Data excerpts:
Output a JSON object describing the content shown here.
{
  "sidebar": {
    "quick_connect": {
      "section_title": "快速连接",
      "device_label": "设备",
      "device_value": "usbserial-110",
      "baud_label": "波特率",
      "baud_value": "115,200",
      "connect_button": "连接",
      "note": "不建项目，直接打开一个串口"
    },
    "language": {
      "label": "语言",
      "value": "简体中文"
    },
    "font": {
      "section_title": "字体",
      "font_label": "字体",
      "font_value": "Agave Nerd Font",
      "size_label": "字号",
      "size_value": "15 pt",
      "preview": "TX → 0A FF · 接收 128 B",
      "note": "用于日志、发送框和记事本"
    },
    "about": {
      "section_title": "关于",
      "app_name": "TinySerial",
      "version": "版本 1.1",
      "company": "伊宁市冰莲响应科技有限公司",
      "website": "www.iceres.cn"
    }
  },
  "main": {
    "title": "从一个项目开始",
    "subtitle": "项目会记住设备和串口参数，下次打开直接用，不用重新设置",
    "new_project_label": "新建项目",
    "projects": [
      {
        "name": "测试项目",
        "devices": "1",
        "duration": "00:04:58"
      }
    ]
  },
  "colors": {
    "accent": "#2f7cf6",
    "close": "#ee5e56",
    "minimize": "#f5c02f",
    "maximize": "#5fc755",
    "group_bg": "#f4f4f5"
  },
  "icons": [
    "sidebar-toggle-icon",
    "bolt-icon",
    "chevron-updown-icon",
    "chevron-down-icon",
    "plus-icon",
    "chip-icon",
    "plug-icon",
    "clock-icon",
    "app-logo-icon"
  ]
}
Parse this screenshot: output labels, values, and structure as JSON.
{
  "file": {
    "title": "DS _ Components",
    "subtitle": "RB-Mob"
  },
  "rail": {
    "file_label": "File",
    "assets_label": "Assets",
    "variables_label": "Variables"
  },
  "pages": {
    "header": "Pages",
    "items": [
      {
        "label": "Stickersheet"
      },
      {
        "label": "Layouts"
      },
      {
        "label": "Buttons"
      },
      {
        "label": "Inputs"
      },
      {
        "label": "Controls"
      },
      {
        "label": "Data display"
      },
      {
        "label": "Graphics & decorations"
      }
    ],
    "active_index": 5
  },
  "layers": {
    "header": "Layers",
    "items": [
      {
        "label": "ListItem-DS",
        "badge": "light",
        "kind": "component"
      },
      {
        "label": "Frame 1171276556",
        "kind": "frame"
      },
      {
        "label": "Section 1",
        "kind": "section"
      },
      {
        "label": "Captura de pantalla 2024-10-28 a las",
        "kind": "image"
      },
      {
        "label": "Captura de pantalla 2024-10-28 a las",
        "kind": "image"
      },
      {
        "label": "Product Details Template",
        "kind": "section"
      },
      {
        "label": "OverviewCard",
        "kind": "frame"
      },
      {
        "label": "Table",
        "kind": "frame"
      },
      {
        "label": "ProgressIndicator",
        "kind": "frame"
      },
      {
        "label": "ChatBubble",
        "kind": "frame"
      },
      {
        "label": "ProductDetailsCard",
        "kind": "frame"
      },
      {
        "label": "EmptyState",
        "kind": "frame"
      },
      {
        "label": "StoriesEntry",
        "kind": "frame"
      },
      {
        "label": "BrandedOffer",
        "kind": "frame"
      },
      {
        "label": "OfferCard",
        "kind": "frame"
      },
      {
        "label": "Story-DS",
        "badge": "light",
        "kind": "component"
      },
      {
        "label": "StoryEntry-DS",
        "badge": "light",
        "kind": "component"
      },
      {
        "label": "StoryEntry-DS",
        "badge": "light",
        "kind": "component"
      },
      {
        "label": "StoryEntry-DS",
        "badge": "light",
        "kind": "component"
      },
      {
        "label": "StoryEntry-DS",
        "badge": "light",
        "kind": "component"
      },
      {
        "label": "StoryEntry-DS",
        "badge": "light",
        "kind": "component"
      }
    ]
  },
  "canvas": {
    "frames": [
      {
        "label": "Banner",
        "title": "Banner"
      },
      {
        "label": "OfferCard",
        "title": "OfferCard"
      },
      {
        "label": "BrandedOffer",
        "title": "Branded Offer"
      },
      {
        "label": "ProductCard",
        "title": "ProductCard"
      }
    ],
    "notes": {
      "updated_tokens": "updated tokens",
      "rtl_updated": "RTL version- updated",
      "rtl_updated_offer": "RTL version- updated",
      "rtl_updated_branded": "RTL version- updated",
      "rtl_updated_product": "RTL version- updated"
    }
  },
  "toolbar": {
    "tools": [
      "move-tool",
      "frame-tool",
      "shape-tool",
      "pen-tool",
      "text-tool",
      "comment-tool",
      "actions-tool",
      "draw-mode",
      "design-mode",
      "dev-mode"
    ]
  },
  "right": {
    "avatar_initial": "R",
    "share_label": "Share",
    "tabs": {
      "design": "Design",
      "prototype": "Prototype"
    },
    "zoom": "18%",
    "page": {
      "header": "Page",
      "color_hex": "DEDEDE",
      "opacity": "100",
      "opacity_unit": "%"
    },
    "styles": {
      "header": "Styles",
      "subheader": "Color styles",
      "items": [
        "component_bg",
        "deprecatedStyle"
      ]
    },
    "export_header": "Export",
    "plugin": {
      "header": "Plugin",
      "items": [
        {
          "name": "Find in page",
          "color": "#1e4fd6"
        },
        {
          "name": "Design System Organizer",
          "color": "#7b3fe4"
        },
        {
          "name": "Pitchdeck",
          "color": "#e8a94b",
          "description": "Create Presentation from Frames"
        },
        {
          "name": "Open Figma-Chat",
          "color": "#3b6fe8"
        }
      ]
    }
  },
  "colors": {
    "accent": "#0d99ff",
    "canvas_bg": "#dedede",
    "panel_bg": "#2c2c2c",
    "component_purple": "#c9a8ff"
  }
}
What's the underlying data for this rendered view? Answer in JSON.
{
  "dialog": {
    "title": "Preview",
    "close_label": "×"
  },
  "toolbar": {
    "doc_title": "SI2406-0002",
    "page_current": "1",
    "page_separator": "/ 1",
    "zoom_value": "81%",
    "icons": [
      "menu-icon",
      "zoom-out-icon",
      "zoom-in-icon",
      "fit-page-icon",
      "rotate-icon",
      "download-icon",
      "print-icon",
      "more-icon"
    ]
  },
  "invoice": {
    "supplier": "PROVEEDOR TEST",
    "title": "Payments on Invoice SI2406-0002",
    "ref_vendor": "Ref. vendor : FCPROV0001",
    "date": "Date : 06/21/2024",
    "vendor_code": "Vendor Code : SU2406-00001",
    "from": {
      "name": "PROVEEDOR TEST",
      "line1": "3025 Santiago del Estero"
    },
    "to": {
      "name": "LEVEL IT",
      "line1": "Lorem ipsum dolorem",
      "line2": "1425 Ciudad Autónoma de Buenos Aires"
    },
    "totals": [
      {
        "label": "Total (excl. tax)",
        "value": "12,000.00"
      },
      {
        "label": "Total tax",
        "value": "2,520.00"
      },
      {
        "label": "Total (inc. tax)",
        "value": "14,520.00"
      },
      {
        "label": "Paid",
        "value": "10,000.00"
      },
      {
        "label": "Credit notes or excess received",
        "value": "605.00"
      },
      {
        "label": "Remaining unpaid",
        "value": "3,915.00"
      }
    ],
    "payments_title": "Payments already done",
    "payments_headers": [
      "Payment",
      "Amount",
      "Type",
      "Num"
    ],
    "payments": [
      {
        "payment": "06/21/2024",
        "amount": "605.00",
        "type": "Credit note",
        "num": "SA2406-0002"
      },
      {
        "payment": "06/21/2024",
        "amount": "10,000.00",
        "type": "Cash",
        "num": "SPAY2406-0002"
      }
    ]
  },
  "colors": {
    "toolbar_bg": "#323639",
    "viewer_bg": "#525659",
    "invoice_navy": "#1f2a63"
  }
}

What the task asks: Your task is to extract all of the records exactly.

Complete output:
Output a JSON object describing the content shown here.
{
  "sidebar": {
    "quick_connect": {
      "section_title": "快速连接",
      "device_label": "设备",
      "device_value": "usbserial-110",
      "baud_label": "波特率",
      "baud_value": "115,200",
      "connect_button": "连接",
      "note": "不建项目，直接打开一个串口"
    },
    "language": {
      "label": "语言",
      "value": "简体中文"
    },
    "font": {
      "section_title": "字体",
      "font_label": "字体",
      "font_value": "Agave Nerd Font",
      "size_label": "字号",
      "size_value": "15 pt",
      "preview": "TX → 0A FF · 接收 128 B",
      "note": "用于日志、发送框和记事本"
    },
    "about": {
      "section_title": "关于",
      "app_name": "TinySerial",
      "version": "版本 1.1",
      "company": "伊宁市冰莲响应科技有限公司",
      "website": "www.iceres.cn"
    }
  },
  "main": {
    "title": "从一个项目开始",
    "subtitle": "项目会记住设备和串口参数，下次打开直接用，不用重新设置",
    "new_project_label": "新建项目",
    "projects": [
      {
        "name": "测试项目",
        "devices": "1",
        "duration": "00:04:58"
      }
    ]
  },
  "colors": {
    "accent": "#2f7cf6",
    "close": "#ee5e56",
    "minimize": "#f5c02f",
    "maximize": "#5fc755",
    "group_bg": "#f4f4f5"
  },
  "icons": [
    "sidebar-toggle-icon",
    "bolt-icon",
    "chevron-updown-icon",
    "chevron-down-icon",
    "plus-icon",
    "chip-icon",
    "plug-icon",
    "clock-icon",
    "app-logo-icon"
  ]
}
Parse this screenshot: output labels, values, and structure as JSON.
{
  "file": {
    "title": "DS _ Components",
    "subtitle": "RB-Mob"
  },
  "rail": {
    "file_label": "File",
    "assets_label": "Assets",
    "variables_label": "Variables"
  },
  "pages": {
    "header": "Pages",
    "items": [
      {
        "label": "Stickersheet"
      },
      {
        "label": "Layouts"
      },
      {
        "label": "Buttons"
      },
      {
        "label": "Inputs"
      },
      {
        "label": "Controls"
      },
      {
        "label": "Data display"
      },
      {
        "label": "Graphics & decorations"
      }
    ],
    "active_index": 5
  },
  "layers": {
    "header": "Layers",
    "items": [
      {
        "label": "ListItem-DS",
        "badge": "light",
        "kind": "component"
      },
      {
        "label": "Frame 1171276556",
        "kind": "frame"
      },
      {
        "label": "Section 1",
        "kind": "section"
      },
      {
        "label": "Captura de pantalla 2024-10-28 a las",
        "kind": "image"
      },
      {
        "label": "Captura de pantalla 2024-10-28 a las",
        "kind": "image"
      },
      {
        "label": "Product Details Template",
        "kind": "section"
      },
      {
        "label": "OverviewCard",
        "kind": "frame"
      },
      {
        "label": "Table",
        "kind": "frame"
      },
      {
        "label": "ProgressIndicator",
        "kind": "frame"
      },
      {
        "label": "ChatBubble",
        "kind": "frame"
      },
      {
        "label": "ProductDetailsCard",
        "kind": "frame"
      },
      {
        "label": "EmptyState",
        "kind": "frame"
      },
      {
        "label": "StoriesEntry",
        "kind": "frame"
      },
      {
        "label": "BrandedOffer",
        "kind": "frame"
      },
      {
        "label": "OfferCard",
        "kind": "frame"
      },
      {
        "label": "Story-DS",
        "badge": "light",
        "kind": "component"
      },
      {
        "label": "StoryEntry-DS",
        "badge": "light",
        "kind": "component"
      },
      {
        "label": "StoryEntry-DS",
        "badge": "light",
        "kind": "component"
      },
      {
        "label": "StoryEntry-DS",
        "badge": "light",
        "kind": "component"
      },
      {
        "label": "StoryEntry-DS",
        "badge": "light",
        "kind": "component"
      },
      {
        "label": "StoryEntry-DS",
        "badge": "light",
        "kind": "component"
      }
    ]
  },
  "canvas": {
    "frames": [
      {
        "label": "Banner",
        "title": "Banner"
      },
      {
        "label": "OfferCard",
        "title": "OfferCard"
      },
      {
        "label": "BrandedOffer",
        "title": "Branded Offer"
      },
      {
        "label": "ProductCard",
        "title": "ProductCard"
      }
    ],
    "notes": {
      "updated_tokens": "updated tokens",
      "rtl_updated": "RTL version- updated",
      "rtl_updated_offer": "RTL version- updated",
      "rtl_updated_branded": "RTL version- updated",
      "rtl_updated_product": "RTL version- updated"
    }
  },
  "toolbar": {
    "tools": [
      "move-tool",
      "frame-tool",
      "shape-tool",
      "pen-tool",
      "text-tool",
      "comment-tool",
      "actions-tool",
      "draw-mode",
      "design-mode",
      "dev-mode"
    ]
  },
  "right": {
    "avatar_initial": "R",
    "share_label": "Share",
    "tabs": {
      "design": "Design",
      "prototype": "Prototype"
    },
    "zoom": "18%",
    "page": {
      "header": "Page",
      "color_hex": "DEDEDE",
      "opacity": "100",
      "opacity_unit": "%"
    },
    "styles": {
      "header": "Styles",
      "subheader": "Color styles",
      "items": [
        "component_bg",
        "deprecatedStyle"
      ]
    },
    "export_header": "Export",
    "plugin": {
      "header": "Plugin",
      "items": [
        {
          "name": "Find in page",
          "color": "#1e4fd6"
        },
        {
          "name": "Design System Organizer",
          "color": "#7b3fe4"
        },
        {
          "name": "Pitchdeck",
          "color": "#e8a94b",
          "description": "Create Presentation from Frames"
        },
        {
          "name": "Open Figma-Chat",
          "color": "#3b6fe8"
        }
      ]
    }
  },
  "colors": {
    "accent": "#0d99ff",
    "canvas_bg": "#dedede",
    "panel_bg": "#2c2c2c",
    "component_purple": "#c9a8ff"
  }
}
What's the underlying data for this rendered view? Answer in JSON.
{
  "dialog": {
    "title": "Preview",
    "close_label": "×"
  },
  "toolbar": {
    "doc_title": "SI2406-0002",
    "page_current": "1",
    "page_separator": "/ 1",
    "zoom_value": "81%",
    "icons": [
      "menu-icon",
      "zoom-out-icon",
      "zoom-in-icon",
      "fit-page-icon",
      "rotate-icon",
      "download-icon",
      "print-icon",
      "more-icon"
    ]
  },
  "invoice": {
    "supplier": "PROVEEDOR TEST",
    "title": "Payments on Invoice SI2406-0002",
    "ref_vendor": "Ref. vendor : FCPROV0001",
    "date": "Date : 06/21/2024",
    "vendor_code": "Vendor Code : SU2406-00001",
    "from": {
      "name": "PROVEEDOR TEST",
      "line1": "3025 Santiago del Estero"
    },
    "to": {
      "name": "LEVEL IT",
      "line1": "Lorem ipsum dolorem",
      "line2": "1425 Ciudad Autónoma de Buenos Aires"
    },
    "totals": [
      {
        "label": "Total (excl. tax)",
        "value": "12,000.00"
      },
      {
        "label": "Total tax",
        "value": "2,520.00"
      },
      {
        "label": "Total (inc. tax)",
        "value": "14,520.00"
      },
      {
        "label": "Paid",
        "value": "10,000.00"
      },
      {
        "label": "Credit notes or excess received",
        "value": "605.00"
      },
      {
        "label": "Remaining unpaid",
        "value": "3,915.00"
      }
    ],
    "payments_title": "Payments already done",
    "payments_headers": [
      "Payment",
      "Amount",
      "Type",
      "Num"
    ],
    "payments": [
      {
        "payment": "06/21/2024",
        "amount": "605.00",
        "type": "Credit note",
        "num": "SA2406-0002"
      },
      {
        "payment": "06/21/2024",
        "amount": "10,000.00",
        "type": "Cash",
        "num": "SPAY2406-0002"
      }
    ]
  },
  "colors": {
    "toolbar_bg": "#323639",
    "viewer_bg": "#525659",
    "invoice_navy": "#1f2a63"
  }
}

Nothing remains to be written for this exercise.